Text provided:

____

Graft stifles Iraq’s growth

Startups that could aid economy face hurdles

A worker inspects a 20-liter bottle of water earlier this year at small water bottling plant in Fallujah 40 miles west of Baghdad. Bureaucratic hurdles and electricity shortages continue to stifle Iraq’s economy. (Associated Press)
Rebecca Santana Associated Press

FALLUJAH, Iraq – Imad Talib al-Obeidi ticks off 18 places he had to visit to start his bottled water plant: the police, the environment directorate, the health directorate, the city council and the district council, for starters.

He’s one of the relatively few Iraqi businessmen stubborn enough to play by the rules.

“Iraq is the country of bribes,” al-Obeidi said. “Our main problem is the hostile attitude by government employees in the offices because they show no cooperation, and if you do not pay bribes they will put obstacles in your way.”

The U.S.-led invasion eight years ago provided an opportunity to liberate Iraqis not only from Saddam Hussein’s oppression, but also from a command-and-control economy dependent on oil revenues. But when the last U.S. troops withdraw from Iraq by the end of the year, they will leave behind a nation in which widespread corruption, bureaucratic hurdles and electricity shortages continue to stifle the economy.

Oil revenues make up roughly 95 percent of Iraq’s budget, and the economic focus since the fall of Saddam has been on boosting the oil output and enticing foreign investors to exploit the oil fields. But graft and red tape remain challenges for them too: Even supposedly easy tasks, such as obtaining a visa, are difficult.

Nevertheless, experts say small business development can provide more jobs than big oil projects can. And by making their own goods, small businesses help a country become more competitive, self-sufficient and entrepreneurial – rather than relying on imports. These intangible qualities may far outlast the country’s oil wealth.

“There is an absolute need for a country’s businesses to become competitive,” said Abdulwahab Alkebsi, from the Washington-based Center for International Private Enterprise. “That’s the area that can improve the quality of life for Iraqis.”

Prime Minister Nouri al-Maliki’s spokesman, Ali al-Moussawi, said the government is trying to minimize bureaucracy and fight corruption but that such reforms take time to implement. He said the government approved a law two years ago that was designed to encourage foreign investment and has been giving loans to people in the agriculture sector.

____

Input rows:
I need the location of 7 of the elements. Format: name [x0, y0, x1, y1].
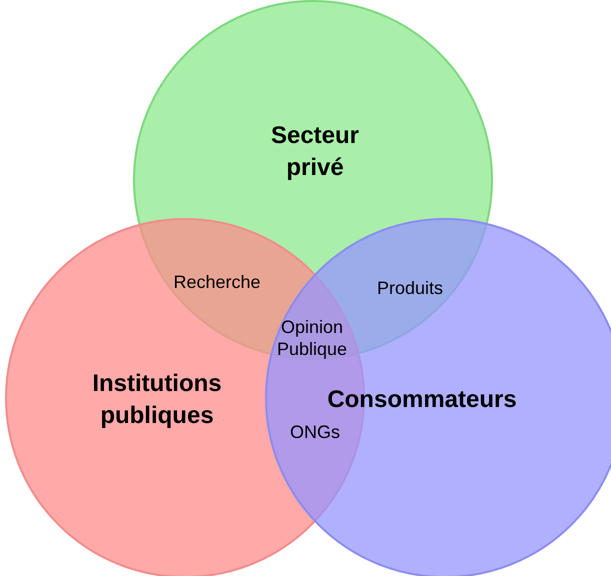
overlap-label: Produits [376, 278, 444, 300]
overlap-label: Opinion Publique [276, 317, 348, 360]
overlap-label: ONGs [288, 422, 341, 444]
circle-title: Secteur privé [270, 121, 360, 184]
overlap-label: Recherche [172, 272, 262, 294]
circle-title: Consommateurs [326, 385, 518, 415]
circle-title: Institutions publiques [91, 369, 223, 432]
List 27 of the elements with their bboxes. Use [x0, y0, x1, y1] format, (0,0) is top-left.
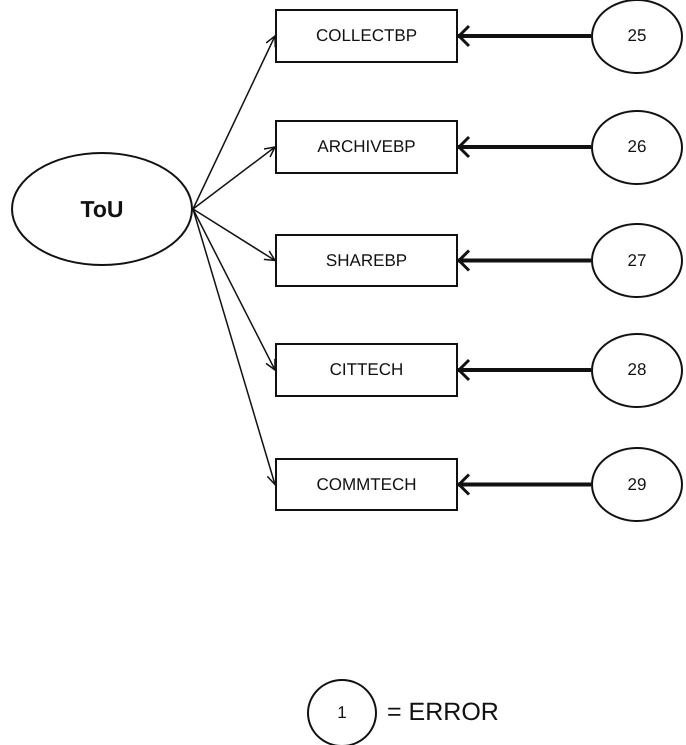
- arrow: [192, 35, 276, 210]
- process-box: [275, 234, 458, 287]
- process-box: [275, 458, 458, 511]
- arrow: [458, 249, 591, 272]
- node-label: COMMTECH: [316, 474, 417, 494]
- process-box: [275, 120, 458, 174]
- arrow: [458, 24, 591, 48]
- node-label: 25: [628, 26, 646, 46]
- node-label: COLLECTBP: [316, 26, 418, 46]
- node-label: SHAREBP: [326, 250, 408, 270]
- node-label: 28: [628, 360, 646, 380]
- key-text: = ERROR: [387, 698, 499, 727]
- arrow: [458, 136, 591, 158]
- node-label: 1: [337, 703, 347, 723]
- node-label: 29: [628, 474, 646, 494]
- node-label: ToU: [80, 196, 124, 222]
- process-box: [275, 343, 458, 397]
- node-label: ARCHIVEBP: [317, 137, 416, 157]
- node-label: CITTECH: [330, 360, 404, 380]
- process-box: [275, 9, 458, 63]
- arrow: [458, 358, 591, 382]
- arrow: [192, 208, 276, 262]
- arrow: [192, 146, 276, 210]
- node-label: 26: [628, 137, 646, 157]
- arrow: [192, 208, 276, 371]
- arrow: [458, 473, 591, 496]
- node-label: 27: [628, 250, 646, 270]
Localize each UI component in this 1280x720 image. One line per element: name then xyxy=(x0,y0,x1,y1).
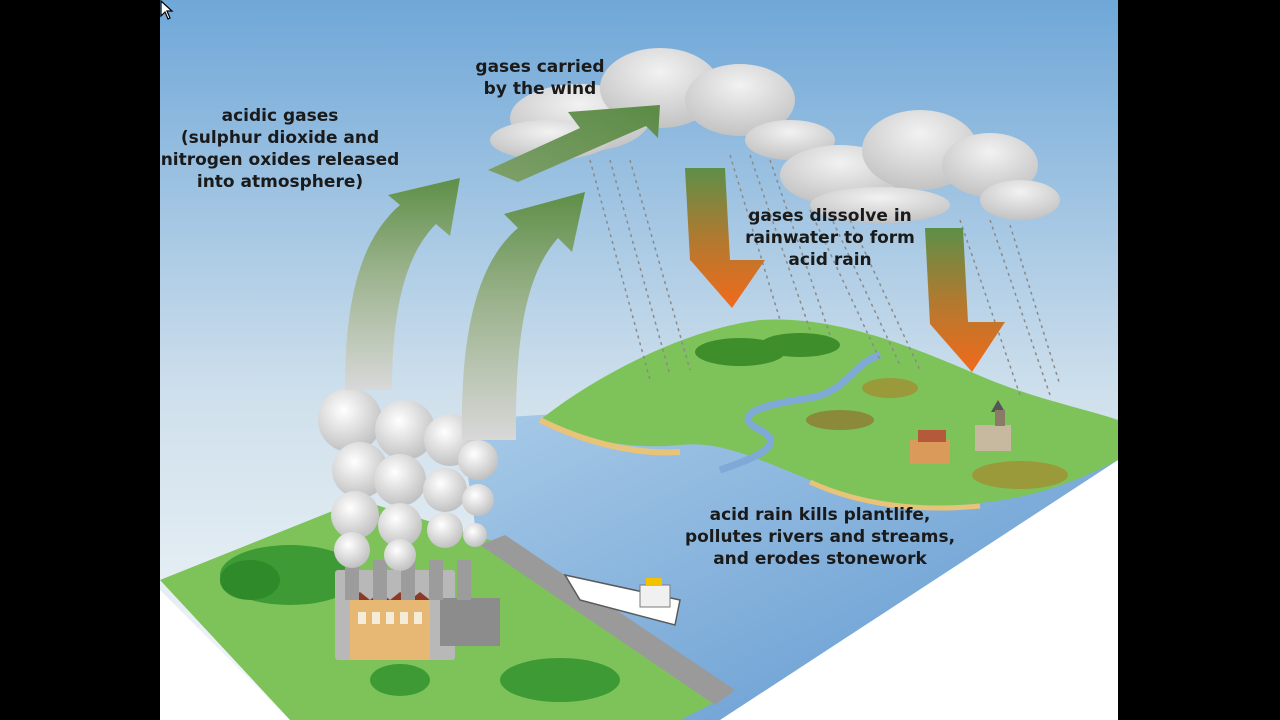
label-acid-rain-effects: acid rain kills plantlife, pollutes rive… xyxy=(680,504,960,570)
acid-rain-diagram: acidic gases (sulphur dioxide and nitrog… xyxy=(160,0,1118,720)
mouse-pointer-icon xyxy=(160,0,174,20)
label-gases-carried-by-wind: gases carried by the wind xyxy=(466,56,614,100)
label-gases-dissolve: gases dissolve in rainwater to form acid… xyxy=(742,205,918,271)
label-acidic-gases: acidic gases (sulphur dioxide and nitrog… xyxy=(160,105,400,193)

____

Written task A:
Could you lay out the lines of the records from the line with "Localize each UI" to the line with "mouse-pointer-icon xyxy=(160,0,174,20)", both included, as a Markdown table with columns n and Line, leaving out blank lines and the pictures?
Written task B:
Can you proceed with the news story on graft stifling Iraq's growth, picking up right after its last sentence?

Right answer A:
| n | Line |
|---|---|
| 1 | Localize each UI component in this 1280x720 image. One line per element: name then xyxy=(x0,y0,x1,y1). |
| 2 | label-acid-rain-effects: acid rain kills plantlife, pollutes rive… xyxy=(680,504,960,570) |
| 3 | acid-rain-diagram: acidic gases (sulphur dioxide and nitrog… xyxy=(160,0,1118,720) |
| 4 | mouse-pointer-icon xyxy=(160,0,174,20) |

Right answer B:
Small and medium enterprises make up only about 6 to 8 percent of Iraq’s gross domestic product, estimates Sherwan Anwar Mustafa, managing director for the USAID-funded Iraqi Company for Financing SME’s.

Al-Obeidi said he once spent two months going from office to office in the Anbar Province Environment Directorate to get a piece of paper saying that his plant in the city of Fallujah was for commercial and not residential use.

He even had to convince the police and Mukhabarat – akin to the FBI – that he wasn’t going to poison anyone.

He said he could have avoided the whole process with a $20 bribe, but stubbornness made him persist through legal channels.

The difficulty in registering means many Iraqi business owners instead operate off the books. A recent survey by the Center for International Private Enterprise of 900 businesses across Iraq found that 55 percent were unregistered. That means they don’t pay taxes and aren’t necessarily following the most stringent of regulations.

In Fallujah, Suhaib Munim owns a small yogurt factory that operates without a license.

“We gave someone a $1,000 bribe to obtain these permissions in a faster way and to ignore the faults in the health measures in the place. My place lacks health measures such as ceramic tiles which should be covering the walls and the floor, but this would cost me a huge amount of money,” acknowledged Munim.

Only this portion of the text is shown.